--- BEGIN Supplied entries ---

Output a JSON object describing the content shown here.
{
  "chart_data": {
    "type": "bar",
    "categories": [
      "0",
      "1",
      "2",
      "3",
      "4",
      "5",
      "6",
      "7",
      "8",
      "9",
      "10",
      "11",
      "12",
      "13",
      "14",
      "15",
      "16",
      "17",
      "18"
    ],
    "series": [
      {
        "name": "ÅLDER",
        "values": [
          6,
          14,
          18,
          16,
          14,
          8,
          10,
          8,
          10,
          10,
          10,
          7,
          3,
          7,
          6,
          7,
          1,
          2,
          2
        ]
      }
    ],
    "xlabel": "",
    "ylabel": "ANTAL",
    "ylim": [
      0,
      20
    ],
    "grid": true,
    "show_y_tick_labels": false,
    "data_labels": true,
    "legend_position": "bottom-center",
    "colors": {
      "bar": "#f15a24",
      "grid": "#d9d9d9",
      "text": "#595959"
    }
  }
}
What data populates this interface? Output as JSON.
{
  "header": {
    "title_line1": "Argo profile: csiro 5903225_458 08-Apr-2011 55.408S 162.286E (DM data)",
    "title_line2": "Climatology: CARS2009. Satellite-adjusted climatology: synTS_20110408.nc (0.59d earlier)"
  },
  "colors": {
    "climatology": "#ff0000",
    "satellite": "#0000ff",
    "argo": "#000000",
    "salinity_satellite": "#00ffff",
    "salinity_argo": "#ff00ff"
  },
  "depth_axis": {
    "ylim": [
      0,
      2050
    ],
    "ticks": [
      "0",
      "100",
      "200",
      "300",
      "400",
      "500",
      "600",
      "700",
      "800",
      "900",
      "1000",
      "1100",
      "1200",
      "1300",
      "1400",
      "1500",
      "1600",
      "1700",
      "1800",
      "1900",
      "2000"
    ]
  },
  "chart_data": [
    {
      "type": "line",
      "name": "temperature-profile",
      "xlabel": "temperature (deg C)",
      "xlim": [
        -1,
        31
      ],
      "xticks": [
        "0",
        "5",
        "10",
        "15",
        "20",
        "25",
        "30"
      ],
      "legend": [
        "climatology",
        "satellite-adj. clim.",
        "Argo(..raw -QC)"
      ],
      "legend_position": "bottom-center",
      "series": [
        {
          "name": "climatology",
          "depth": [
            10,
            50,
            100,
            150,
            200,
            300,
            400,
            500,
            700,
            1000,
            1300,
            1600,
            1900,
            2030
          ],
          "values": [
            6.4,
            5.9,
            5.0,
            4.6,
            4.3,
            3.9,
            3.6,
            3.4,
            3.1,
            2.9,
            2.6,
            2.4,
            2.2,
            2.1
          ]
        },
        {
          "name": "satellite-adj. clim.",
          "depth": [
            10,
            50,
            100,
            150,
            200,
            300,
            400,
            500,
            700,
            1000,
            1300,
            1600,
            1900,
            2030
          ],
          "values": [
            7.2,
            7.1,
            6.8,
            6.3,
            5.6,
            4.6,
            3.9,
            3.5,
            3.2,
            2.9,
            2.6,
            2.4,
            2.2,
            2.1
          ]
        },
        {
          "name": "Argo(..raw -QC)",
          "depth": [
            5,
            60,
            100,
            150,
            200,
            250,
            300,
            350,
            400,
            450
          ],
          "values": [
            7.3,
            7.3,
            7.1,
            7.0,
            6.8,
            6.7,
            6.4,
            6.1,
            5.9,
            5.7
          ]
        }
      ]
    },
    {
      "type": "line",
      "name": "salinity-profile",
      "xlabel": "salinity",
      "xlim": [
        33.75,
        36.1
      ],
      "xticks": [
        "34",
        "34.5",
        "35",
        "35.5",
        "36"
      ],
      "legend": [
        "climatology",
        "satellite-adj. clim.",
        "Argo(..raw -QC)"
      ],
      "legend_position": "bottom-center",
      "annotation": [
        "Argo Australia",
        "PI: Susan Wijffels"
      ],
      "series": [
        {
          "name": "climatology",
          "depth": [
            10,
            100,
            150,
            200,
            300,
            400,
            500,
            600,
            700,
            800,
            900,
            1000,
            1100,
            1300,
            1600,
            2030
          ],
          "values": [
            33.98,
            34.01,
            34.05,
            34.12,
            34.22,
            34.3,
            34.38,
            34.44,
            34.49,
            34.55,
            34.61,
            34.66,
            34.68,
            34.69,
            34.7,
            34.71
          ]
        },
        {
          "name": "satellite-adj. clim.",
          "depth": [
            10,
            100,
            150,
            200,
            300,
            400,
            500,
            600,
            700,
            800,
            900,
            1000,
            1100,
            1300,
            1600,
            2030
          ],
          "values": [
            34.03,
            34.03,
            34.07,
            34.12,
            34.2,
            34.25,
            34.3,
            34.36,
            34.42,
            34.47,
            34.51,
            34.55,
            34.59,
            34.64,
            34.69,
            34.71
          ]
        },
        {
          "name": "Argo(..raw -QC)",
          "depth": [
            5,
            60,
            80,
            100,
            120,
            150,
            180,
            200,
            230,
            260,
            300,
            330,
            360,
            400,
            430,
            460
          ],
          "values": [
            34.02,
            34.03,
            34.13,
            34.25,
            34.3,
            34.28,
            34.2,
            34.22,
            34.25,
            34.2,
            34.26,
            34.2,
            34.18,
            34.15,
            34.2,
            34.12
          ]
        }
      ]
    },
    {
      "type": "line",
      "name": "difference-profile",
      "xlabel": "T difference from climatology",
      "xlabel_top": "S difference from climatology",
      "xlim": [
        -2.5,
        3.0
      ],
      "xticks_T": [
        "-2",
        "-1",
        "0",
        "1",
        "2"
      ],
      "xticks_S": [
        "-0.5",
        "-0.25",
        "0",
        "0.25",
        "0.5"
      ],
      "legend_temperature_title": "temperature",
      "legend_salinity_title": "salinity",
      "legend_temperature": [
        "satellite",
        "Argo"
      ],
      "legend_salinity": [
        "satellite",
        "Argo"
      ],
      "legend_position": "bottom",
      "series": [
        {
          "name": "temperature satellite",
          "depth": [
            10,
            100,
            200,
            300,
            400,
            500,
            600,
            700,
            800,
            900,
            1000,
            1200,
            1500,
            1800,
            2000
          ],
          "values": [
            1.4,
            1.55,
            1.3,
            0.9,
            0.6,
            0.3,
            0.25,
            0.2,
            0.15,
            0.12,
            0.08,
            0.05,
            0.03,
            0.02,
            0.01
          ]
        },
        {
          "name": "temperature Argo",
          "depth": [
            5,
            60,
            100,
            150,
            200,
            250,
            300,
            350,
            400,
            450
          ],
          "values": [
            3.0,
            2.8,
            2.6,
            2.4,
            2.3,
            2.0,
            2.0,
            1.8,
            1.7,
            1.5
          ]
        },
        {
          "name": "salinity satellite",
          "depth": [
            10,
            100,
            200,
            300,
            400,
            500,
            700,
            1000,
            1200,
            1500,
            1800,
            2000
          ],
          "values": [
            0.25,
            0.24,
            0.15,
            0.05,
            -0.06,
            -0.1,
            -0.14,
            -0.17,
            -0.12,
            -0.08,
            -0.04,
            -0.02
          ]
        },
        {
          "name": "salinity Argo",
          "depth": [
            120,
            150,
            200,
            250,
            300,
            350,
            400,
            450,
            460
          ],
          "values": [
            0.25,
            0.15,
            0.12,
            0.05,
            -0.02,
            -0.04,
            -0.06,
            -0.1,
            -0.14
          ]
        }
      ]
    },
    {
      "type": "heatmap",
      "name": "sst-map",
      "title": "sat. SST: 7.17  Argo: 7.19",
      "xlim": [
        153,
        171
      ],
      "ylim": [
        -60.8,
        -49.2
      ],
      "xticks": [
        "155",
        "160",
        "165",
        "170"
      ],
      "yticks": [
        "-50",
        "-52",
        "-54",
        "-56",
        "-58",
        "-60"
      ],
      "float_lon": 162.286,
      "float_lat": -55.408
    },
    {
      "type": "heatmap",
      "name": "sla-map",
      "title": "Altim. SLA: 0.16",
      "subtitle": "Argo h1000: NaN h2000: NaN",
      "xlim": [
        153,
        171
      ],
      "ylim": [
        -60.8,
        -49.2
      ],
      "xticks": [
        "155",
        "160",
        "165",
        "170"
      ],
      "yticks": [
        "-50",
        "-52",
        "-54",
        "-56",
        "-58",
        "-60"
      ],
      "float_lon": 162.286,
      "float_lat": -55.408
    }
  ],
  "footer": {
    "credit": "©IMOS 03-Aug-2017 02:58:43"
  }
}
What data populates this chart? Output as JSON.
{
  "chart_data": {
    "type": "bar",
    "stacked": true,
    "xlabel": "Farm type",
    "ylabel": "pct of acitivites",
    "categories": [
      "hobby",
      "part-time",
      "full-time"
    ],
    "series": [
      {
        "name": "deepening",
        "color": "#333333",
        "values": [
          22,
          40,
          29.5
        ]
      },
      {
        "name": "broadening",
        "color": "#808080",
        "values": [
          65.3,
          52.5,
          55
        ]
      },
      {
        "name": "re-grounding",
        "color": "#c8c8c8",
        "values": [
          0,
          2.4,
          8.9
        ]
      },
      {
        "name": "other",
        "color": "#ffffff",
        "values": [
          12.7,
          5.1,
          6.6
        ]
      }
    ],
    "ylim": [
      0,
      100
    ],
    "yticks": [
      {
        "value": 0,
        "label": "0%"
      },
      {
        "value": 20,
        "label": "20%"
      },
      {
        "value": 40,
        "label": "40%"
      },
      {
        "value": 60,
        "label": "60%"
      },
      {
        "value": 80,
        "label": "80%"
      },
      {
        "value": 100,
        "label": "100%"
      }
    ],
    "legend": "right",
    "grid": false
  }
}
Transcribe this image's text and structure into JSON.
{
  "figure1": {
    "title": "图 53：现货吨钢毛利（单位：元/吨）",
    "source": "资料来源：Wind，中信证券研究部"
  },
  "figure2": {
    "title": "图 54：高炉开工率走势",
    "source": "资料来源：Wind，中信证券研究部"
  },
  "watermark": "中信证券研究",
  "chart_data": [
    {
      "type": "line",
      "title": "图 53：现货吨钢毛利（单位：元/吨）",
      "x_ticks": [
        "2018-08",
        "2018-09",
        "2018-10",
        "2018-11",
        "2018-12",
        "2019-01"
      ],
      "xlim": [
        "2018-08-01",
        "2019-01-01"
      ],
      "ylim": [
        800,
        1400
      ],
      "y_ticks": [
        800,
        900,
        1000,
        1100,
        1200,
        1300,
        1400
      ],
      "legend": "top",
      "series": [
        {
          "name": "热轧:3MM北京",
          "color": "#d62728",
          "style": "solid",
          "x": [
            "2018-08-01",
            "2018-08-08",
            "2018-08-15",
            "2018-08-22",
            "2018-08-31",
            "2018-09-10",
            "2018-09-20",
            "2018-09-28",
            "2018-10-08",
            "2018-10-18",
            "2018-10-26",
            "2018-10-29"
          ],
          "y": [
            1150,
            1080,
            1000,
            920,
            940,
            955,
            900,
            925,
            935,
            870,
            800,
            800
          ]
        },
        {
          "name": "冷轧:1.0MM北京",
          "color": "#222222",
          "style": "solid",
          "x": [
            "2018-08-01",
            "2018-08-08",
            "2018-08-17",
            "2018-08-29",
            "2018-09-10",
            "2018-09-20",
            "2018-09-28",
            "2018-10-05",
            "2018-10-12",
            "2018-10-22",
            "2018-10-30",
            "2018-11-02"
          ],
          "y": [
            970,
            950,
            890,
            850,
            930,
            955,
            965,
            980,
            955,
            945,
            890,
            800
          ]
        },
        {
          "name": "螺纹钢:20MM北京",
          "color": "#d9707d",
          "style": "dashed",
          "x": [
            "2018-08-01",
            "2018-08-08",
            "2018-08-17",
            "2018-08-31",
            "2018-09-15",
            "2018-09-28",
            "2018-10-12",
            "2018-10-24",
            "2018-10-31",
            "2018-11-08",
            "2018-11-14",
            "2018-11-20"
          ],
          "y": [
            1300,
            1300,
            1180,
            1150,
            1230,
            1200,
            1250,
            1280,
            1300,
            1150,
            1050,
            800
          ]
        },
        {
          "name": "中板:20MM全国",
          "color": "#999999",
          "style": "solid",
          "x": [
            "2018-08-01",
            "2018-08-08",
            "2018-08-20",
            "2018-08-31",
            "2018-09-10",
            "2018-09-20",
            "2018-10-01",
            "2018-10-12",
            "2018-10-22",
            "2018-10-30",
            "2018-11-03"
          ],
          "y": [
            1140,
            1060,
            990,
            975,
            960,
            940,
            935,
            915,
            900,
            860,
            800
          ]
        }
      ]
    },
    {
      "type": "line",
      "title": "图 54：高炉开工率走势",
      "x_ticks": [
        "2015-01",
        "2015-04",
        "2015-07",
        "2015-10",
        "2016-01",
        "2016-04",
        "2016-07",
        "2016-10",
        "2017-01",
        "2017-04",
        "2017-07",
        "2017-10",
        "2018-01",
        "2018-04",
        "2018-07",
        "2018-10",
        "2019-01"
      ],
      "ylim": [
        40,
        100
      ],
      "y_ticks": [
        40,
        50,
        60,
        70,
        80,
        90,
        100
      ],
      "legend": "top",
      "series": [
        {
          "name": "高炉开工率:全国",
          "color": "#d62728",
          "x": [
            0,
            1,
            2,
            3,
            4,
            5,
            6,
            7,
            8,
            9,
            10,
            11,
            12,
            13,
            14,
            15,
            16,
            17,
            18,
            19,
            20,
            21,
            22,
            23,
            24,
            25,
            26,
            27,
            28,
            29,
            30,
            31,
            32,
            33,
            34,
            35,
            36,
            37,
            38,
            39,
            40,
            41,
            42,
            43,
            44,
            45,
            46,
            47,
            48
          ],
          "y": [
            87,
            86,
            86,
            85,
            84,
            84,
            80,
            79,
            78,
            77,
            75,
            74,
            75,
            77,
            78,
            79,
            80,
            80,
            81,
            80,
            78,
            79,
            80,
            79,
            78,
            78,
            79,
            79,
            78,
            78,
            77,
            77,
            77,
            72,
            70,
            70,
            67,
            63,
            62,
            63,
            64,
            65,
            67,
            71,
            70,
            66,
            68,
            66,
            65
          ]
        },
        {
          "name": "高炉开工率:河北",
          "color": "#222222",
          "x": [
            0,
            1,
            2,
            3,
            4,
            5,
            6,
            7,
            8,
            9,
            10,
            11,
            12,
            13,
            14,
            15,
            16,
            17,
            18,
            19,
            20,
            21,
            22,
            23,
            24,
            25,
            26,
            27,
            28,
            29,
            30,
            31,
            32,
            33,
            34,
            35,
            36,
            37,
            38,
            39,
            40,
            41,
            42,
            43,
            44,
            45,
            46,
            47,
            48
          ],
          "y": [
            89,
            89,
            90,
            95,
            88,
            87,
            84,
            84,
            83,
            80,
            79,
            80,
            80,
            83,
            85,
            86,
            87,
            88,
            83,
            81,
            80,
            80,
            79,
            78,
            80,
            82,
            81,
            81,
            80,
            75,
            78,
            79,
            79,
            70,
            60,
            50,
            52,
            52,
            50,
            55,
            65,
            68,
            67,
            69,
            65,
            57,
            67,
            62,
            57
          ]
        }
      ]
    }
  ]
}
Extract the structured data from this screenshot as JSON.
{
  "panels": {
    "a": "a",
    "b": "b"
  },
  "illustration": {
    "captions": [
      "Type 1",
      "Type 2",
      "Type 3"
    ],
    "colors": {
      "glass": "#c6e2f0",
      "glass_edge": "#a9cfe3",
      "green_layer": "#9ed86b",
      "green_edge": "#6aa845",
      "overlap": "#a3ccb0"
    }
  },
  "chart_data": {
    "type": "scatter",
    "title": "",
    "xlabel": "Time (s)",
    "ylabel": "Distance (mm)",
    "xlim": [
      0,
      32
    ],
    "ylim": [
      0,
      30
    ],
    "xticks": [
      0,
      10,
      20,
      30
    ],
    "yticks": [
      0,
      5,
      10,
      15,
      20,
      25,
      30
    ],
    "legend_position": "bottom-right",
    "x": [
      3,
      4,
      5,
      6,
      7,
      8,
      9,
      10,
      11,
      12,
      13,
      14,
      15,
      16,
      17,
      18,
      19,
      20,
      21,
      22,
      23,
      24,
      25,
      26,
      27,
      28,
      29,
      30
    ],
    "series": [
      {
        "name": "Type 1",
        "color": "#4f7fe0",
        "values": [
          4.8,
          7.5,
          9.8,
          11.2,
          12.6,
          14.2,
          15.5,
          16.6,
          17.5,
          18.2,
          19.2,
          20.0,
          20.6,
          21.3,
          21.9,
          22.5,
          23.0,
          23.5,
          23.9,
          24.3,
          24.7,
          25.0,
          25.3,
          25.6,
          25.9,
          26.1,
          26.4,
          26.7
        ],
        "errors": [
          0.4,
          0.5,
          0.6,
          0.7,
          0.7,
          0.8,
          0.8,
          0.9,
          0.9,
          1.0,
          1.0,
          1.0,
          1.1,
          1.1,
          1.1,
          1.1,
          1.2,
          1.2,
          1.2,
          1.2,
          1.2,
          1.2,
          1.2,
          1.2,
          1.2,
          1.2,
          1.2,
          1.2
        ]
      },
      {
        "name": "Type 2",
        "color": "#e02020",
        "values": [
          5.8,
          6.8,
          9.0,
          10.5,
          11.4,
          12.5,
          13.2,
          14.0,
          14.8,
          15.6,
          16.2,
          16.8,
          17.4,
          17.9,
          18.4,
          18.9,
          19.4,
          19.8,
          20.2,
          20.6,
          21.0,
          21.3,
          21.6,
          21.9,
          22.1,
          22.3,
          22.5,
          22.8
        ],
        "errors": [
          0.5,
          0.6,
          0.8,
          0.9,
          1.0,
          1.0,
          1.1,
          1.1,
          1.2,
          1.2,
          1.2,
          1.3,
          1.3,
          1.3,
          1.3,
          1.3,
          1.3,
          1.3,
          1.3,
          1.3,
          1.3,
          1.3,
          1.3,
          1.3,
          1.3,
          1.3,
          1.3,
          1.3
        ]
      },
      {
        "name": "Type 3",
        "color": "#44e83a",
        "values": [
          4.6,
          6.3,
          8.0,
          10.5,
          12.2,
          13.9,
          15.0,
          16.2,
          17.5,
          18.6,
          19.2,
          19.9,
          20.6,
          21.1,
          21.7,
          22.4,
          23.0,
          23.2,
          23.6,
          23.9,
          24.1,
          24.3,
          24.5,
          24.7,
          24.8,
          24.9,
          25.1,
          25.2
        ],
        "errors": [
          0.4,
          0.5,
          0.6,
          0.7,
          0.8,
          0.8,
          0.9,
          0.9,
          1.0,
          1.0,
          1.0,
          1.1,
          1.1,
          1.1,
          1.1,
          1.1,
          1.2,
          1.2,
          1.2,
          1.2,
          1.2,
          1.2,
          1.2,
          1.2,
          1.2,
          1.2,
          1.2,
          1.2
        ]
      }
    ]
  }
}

--- END Supplied entries ---

▶ Work to complete
Which lines of the data include "difference"? Copy each of them.

▶ Task output
      "name": "difference-profile",
      "xlabel": "T difference from climatology",
      "xlabel_top": "S difference from climatology",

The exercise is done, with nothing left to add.